## REQUIRED TASK
How many lines of the records below contain the word "text"? Answer with the number alone.
== DATA SUPPLIED
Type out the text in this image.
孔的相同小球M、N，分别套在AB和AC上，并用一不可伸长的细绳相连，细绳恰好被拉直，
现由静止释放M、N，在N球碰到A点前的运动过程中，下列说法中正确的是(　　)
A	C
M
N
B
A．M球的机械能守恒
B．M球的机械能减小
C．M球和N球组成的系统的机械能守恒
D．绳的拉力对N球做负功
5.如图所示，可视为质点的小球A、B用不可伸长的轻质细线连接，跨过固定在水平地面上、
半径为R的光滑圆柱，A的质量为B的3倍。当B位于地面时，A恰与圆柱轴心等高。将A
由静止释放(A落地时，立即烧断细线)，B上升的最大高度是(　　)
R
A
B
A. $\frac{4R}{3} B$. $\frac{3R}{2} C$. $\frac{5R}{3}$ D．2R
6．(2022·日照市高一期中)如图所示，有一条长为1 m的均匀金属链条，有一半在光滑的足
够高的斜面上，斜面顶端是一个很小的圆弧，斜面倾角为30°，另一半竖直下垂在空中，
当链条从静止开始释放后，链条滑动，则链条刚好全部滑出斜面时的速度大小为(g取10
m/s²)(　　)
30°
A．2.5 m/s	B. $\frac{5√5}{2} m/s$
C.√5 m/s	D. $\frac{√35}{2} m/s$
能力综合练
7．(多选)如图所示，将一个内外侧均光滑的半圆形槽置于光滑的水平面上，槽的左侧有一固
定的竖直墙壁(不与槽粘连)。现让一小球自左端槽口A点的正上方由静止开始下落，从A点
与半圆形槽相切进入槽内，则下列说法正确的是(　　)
====
== DATA SUPPLIED
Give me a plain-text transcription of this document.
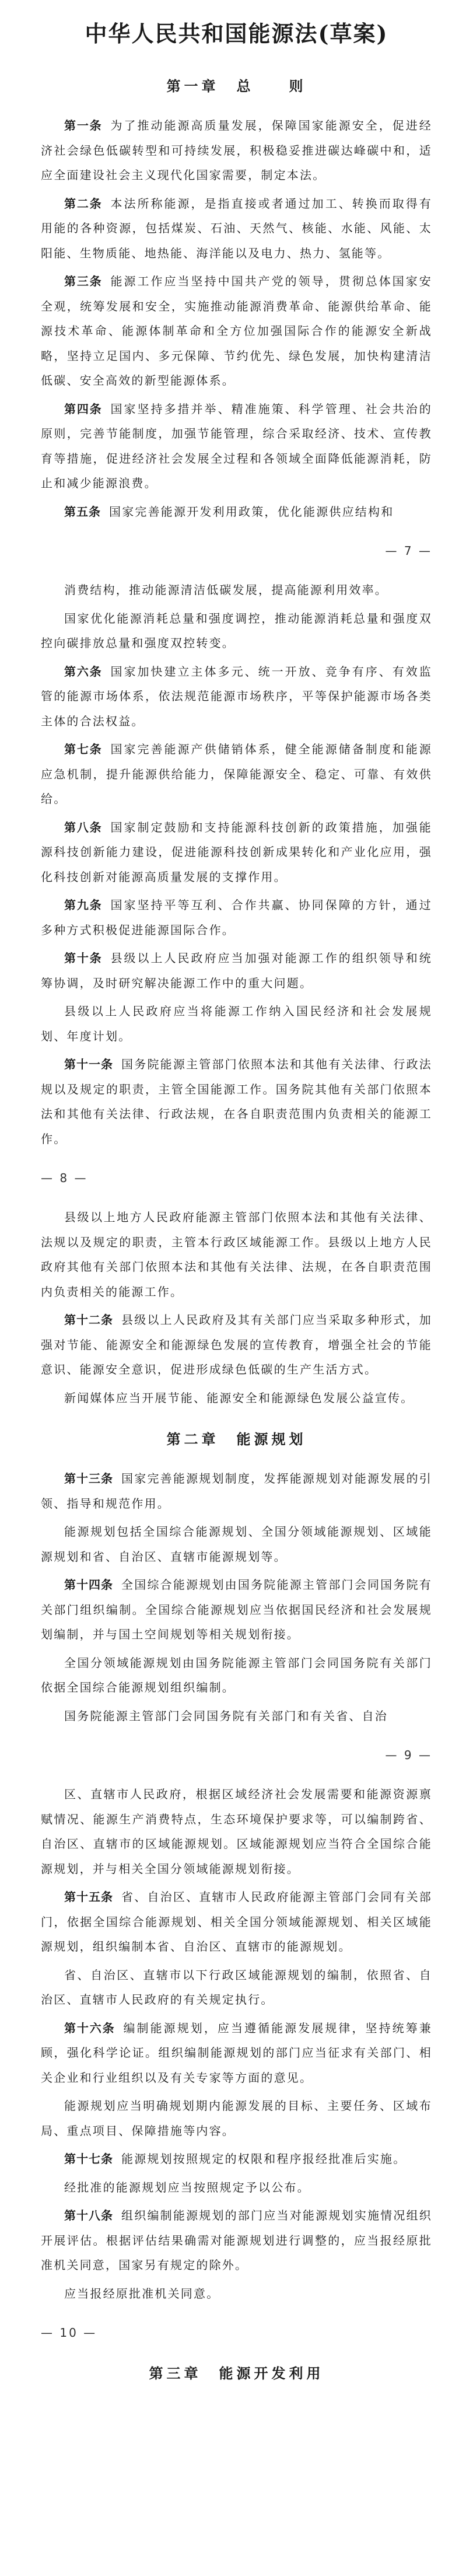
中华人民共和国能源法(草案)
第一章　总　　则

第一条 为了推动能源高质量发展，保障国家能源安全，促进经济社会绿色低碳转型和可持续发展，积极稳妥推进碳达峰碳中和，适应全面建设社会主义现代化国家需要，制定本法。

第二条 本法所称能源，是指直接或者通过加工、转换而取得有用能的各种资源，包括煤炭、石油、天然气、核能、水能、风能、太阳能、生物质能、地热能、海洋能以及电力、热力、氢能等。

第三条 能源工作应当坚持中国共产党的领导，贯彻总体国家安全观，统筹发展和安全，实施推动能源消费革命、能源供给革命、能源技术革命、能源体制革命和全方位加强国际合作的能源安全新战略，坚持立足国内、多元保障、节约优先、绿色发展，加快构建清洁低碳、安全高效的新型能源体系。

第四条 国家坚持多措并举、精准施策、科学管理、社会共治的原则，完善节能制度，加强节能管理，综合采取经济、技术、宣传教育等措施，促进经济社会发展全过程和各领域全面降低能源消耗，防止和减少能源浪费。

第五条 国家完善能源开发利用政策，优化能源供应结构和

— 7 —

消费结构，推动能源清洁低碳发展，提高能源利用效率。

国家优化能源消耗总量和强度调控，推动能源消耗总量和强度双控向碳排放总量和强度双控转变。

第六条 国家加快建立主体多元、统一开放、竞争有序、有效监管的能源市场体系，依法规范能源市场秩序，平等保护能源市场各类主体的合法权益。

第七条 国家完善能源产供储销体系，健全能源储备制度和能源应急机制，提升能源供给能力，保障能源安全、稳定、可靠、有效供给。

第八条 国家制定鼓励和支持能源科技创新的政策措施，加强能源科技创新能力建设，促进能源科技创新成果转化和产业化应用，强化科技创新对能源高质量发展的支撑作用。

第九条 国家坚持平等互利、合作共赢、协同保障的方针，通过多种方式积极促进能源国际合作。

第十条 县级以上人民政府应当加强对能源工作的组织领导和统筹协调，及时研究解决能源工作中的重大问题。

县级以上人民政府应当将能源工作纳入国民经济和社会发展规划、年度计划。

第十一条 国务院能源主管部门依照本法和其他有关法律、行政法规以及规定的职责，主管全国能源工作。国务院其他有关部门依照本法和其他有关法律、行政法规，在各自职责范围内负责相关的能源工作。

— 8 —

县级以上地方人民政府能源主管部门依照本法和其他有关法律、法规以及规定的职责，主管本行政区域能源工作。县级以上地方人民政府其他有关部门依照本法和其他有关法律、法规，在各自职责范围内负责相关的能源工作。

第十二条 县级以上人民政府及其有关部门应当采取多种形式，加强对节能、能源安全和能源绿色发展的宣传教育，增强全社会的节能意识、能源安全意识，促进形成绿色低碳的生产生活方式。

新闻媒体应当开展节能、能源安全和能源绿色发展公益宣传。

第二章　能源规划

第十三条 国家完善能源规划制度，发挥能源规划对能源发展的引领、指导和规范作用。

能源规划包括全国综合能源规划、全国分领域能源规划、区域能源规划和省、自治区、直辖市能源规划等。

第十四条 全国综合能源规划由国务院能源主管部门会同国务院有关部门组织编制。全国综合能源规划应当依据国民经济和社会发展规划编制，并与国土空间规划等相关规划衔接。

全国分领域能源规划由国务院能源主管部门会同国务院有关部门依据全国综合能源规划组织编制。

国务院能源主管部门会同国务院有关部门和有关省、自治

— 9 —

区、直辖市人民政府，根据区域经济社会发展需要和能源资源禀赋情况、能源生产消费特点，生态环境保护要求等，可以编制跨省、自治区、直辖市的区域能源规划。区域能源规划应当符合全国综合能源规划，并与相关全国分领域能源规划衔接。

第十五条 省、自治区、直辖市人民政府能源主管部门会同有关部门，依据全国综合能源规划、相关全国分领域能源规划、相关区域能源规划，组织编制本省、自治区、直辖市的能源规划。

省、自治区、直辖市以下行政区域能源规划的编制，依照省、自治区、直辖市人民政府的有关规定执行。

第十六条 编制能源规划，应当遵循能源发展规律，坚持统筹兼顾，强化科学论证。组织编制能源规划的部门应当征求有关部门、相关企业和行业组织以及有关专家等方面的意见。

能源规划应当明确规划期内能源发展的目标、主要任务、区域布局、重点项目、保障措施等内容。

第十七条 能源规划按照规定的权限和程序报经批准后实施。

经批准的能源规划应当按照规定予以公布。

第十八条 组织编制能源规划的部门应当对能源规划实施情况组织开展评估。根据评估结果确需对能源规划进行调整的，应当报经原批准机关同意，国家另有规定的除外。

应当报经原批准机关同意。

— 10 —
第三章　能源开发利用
====
== DATA SUPPLIED
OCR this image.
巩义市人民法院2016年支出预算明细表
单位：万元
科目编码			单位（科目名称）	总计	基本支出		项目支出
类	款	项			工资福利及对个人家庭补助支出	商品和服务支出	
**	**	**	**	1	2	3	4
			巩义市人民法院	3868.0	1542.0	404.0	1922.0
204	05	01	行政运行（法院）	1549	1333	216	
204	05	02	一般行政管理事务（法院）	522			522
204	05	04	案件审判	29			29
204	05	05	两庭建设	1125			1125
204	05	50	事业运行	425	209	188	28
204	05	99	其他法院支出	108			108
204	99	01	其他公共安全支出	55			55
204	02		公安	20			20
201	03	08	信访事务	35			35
====
## EXERCISE SOLUTION
2